**To be done**
Filter the entries below, keeping only lines with the word "relative".
►
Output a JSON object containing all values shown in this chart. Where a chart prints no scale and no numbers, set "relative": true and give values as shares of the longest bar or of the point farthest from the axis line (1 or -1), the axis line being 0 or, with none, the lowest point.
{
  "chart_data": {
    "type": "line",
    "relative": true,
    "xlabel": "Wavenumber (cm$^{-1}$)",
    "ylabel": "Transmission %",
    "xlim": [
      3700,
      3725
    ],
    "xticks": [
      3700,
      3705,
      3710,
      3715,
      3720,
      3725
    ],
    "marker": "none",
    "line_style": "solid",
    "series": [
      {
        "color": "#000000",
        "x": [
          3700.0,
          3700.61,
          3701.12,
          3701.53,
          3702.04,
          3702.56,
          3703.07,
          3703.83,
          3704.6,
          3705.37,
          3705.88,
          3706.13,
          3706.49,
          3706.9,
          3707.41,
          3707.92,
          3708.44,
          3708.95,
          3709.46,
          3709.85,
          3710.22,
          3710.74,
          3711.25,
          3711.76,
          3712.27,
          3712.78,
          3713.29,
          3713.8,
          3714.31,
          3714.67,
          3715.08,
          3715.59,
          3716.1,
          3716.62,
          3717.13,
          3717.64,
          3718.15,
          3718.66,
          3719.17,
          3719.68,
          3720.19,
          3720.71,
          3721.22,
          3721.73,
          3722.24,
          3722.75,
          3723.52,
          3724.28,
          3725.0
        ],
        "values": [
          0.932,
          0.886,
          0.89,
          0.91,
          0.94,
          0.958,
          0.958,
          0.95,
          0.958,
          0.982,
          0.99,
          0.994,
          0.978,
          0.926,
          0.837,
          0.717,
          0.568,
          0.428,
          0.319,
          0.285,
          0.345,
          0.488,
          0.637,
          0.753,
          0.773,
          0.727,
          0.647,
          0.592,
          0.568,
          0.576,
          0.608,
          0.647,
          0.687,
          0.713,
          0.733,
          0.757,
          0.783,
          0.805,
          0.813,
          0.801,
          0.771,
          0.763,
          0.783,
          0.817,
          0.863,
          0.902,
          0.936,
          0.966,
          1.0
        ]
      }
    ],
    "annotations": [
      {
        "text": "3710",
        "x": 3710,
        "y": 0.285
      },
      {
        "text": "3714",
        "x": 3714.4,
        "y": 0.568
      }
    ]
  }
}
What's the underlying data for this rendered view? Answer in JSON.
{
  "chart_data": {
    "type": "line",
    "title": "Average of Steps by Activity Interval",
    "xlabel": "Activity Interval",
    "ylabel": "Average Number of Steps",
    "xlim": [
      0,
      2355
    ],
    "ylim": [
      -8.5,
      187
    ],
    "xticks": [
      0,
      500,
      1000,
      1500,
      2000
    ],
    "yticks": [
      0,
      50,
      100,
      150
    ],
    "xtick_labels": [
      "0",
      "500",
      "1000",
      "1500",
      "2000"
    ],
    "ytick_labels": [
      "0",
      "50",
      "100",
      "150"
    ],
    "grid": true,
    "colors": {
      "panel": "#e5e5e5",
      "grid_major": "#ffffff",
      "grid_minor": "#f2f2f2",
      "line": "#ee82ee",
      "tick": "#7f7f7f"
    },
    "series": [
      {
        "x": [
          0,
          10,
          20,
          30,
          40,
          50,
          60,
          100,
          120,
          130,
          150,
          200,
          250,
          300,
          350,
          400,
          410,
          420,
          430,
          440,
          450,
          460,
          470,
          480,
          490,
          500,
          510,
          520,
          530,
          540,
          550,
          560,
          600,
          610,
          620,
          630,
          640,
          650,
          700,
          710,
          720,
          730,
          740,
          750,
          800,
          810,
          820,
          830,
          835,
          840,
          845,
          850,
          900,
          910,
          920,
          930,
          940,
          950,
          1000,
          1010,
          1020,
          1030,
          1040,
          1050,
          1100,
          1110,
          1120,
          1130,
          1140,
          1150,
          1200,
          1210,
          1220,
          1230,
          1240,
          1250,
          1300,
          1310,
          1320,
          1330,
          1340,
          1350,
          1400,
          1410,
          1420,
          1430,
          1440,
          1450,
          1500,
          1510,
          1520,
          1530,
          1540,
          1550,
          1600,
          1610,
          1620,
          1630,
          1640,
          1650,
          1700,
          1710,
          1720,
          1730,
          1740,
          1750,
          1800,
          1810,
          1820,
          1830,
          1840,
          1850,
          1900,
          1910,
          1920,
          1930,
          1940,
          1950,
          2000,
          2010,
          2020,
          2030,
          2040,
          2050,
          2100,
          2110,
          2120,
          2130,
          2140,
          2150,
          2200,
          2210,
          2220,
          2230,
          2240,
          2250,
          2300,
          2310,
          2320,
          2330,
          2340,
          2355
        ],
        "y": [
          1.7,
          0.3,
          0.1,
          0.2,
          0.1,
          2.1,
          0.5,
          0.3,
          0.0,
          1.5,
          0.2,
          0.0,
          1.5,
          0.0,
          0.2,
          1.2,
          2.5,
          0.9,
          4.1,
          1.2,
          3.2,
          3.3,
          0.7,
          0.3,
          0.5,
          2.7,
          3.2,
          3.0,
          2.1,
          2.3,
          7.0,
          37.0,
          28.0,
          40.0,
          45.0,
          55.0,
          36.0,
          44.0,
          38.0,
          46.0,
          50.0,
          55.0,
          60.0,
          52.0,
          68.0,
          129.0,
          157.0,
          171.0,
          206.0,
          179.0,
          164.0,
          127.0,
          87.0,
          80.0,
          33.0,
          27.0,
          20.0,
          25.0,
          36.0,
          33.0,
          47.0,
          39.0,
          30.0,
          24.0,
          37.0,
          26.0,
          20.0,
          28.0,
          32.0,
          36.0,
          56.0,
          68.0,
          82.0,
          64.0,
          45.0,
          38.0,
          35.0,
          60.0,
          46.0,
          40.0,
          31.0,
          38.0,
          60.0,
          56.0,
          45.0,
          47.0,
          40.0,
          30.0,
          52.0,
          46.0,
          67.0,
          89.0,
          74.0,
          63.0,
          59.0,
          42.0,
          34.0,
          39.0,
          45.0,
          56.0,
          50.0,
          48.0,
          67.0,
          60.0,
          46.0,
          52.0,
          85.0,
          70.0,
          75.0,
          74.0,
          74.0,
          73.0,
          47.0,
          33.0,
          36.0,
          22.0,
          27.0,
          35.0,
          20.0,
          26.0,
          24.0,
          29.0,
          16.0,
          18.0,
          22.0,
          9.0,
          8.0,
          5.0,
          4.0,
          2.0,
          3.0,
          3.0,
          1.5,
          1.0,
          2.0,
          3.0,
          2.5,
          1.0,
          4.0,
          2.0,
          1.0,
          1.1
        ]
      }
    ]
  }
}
◄
**Reply to the exercise**
Output a JSON object containing all values shown in this chart. Where a chart prints no scale and no numbers, set "relative": true and give values as shares of the longest bar or of the point farthest from the axis line (1 or -1), the axis line being 0 or, with none, the lowest point.
    "relative": true,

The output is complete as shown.